## PROVIDED DATA
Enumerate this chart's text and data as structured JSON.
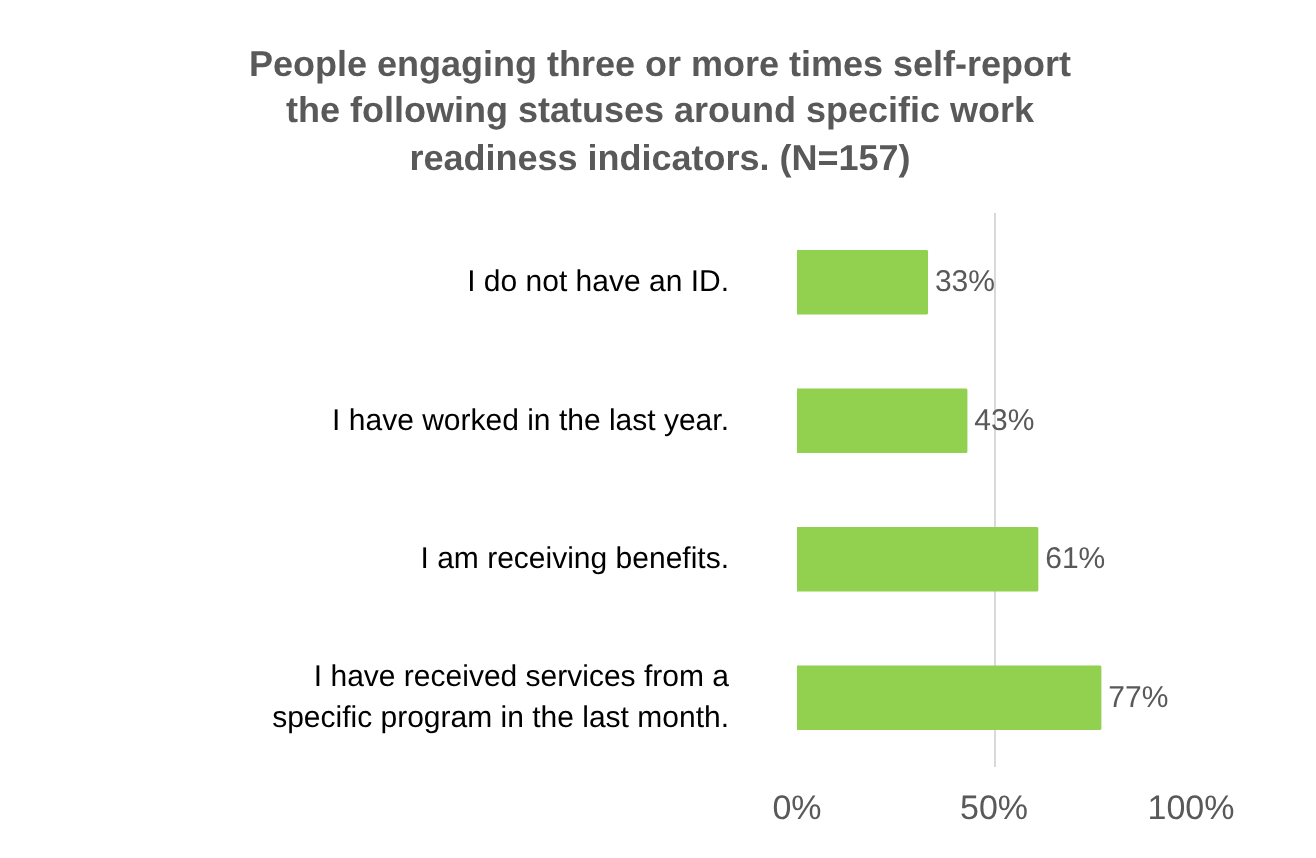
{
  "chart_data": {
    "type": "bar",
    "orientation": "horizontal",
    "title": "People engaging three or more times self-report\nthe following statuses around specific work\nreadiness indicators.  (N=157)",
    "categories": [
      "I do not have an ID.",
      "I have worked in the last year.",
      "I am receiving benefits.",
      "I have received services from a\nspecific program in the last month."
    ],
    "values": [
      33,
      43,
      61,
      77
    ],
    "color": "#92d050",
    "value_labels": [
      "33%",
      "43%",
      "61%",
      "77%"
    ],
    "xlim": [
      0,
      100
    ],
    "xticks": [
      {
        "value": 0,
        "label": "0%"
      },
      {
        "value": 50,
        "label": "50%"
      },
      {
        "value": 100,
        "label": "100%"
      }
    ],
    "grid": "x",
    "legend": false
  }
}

---

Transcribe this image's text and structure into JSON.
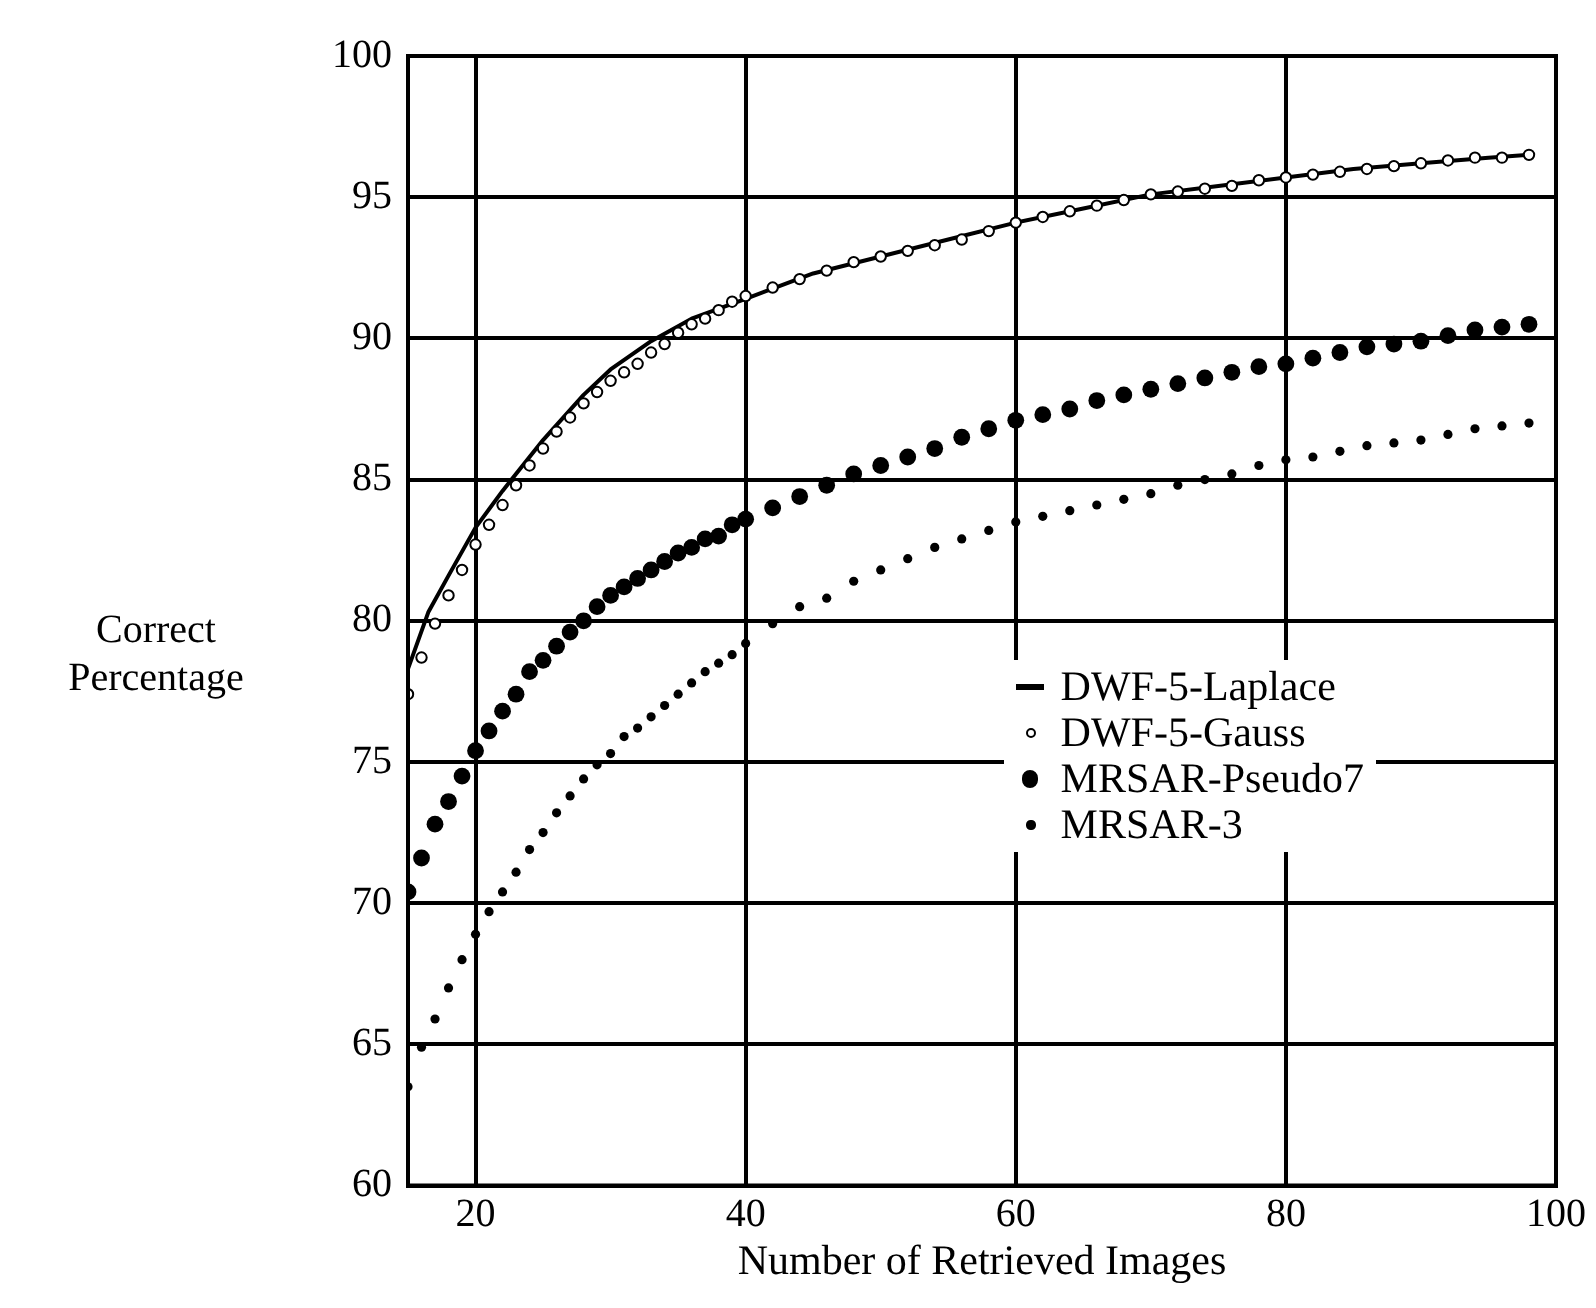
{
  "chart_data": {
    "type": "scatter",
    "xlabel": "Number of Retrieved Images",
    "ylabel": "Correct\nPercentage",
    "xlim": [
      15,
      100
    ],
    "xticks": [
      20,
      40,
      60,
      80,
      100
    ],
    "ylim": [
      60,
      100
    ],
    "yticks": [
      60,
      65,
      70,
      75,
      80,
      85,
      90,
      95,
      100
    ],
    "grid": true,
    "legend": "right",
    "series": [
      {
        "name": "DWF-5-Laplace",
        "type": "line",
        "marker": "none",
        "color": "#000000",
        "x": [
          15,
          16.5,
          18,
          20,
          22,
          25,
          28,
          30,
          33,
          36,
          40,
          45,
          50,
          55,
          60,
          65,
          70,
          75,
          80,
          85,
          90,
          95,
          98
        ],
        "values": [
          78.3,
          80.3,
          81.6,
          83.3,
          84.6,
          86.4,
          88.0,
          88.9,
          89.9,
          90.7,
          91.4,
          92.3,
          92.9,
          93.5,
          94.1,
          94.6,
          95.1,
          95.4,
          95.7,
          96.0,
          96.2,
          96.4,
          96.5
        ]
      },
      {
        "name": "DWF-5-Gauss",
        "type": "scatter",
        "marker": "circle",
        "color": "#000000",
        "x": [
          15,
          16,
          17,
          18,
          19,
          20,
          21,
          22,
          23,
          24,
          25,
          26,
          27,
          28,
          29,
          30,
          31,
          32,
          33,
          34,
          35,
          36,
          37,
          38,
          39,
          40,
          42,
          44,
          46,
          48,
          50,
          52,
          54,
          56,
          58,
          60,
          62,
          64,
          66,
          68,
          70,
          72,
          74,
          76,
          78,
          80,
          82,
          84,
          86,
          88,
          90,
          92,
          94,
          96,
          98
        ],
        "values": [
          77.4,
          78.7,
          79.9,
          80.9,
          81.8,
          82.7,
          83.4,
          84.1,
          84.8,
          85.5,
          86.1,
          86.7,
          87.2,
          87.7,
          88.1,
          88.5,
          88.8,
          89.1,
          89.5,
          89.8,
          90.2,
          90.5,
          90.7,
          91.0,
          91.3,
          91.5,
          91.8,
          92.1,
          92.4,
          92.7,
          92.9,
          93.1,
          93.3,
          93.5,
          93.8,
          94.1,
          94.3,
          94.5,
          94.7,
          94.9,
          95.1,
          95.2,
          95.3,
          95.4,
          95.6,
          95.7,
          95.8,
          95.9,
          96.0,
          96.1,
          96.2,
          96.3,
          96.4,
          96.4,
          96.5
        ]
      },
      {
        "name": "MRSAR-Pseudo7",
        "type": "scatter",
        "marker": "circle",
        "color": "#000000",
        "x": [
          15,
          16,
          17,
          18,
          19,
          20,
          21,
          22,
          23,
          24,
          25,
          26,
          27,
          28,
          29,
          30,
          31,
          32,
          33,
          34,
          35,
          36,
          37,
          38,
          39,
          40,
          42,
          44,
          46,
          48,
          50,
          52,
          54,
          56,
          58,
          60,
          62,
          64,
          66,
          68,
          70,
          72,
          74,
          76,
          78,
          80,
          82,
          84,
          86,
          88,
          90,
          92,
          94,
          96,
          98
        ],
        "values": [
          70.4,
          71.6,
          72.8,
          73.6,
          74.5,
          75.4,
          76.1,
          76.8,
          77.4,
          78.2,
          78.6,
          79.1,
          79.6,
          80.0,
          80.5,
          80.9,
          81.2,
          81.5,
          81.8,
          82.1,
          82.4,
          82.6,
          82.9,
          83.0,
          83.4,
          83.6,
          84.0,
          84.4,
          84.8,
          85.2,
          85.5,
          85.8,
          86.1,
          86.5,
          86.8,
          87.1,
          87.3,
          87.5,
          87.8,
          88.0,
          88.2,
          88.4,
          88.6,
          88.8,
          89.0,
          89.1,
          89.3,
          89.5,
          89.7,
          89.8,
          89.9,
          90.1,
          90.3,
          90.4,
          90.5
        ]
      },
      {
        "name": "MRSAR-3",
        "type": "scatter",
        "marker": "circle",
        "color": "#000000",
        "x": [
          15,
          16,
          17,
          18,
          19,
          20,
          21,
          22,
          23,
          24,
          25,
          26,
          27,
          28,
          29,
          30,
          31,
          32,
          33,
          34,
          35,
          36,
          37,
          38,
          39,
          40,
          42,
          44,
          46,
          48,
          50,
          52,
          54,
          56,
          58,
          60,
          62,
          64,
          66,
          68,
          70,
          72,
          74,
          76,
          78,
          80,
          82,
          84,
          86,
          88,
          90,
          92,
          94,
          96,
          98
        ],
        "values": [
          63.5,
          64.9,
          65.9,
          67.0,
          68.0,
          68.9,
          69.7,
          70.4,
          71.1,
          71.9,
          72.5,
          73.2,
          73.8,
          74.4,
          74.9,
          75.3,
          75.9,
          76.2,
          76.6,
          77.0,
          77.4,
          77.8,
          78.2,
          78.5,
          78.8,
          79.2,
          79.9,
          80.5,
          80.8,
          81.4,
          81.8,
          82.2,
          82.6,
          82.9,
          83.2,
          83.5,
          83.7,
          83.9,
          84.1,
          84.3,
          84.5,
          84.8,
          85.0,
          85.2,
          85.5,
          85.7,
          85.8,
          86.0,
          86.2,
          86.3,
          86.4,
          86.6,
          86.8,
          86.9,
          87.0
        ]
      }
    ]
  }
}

==

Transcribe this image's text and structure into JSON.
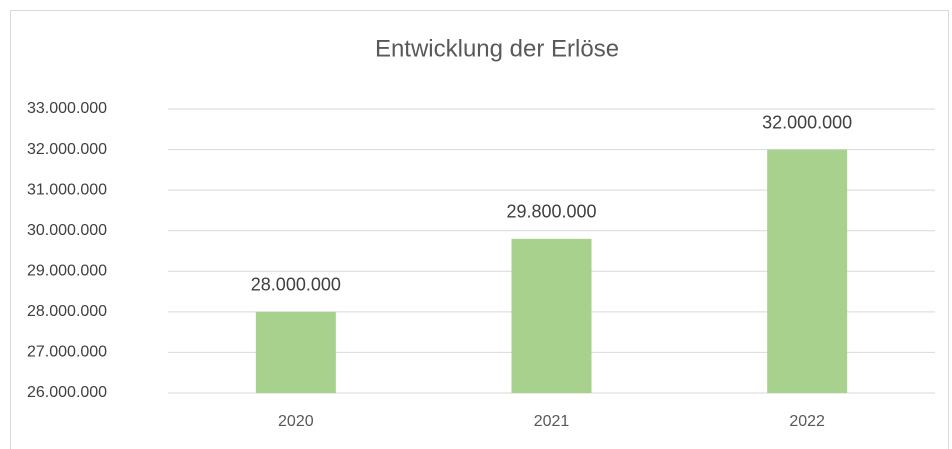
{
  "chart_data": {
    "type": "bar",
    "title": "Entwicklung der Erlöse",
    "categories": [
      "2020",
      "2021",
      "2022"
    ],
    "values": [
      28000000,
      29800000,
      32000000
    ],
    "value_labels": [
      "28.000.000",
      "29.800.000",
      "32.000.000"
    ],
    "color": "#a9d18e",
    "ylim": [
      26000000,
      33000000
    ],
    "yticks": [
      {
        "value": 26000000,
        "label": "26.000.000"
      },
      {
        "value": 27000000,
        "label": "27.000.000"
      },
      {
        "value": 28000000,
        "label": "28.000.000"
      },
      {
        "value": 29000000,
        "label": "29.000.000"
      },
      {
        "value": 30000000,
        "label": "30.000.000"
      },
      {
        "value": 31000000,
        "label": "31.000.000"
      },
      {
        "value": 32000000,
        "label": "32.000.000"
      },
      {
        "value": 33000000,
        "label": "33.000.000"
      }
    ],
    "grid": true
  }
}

## WHAT IS REQUIRED
Gather from the entries above all lines that include the string "last".

## TASK RESULT
      "I have worked in the last year.",
      "I have received services from a\nspecific program in the last month."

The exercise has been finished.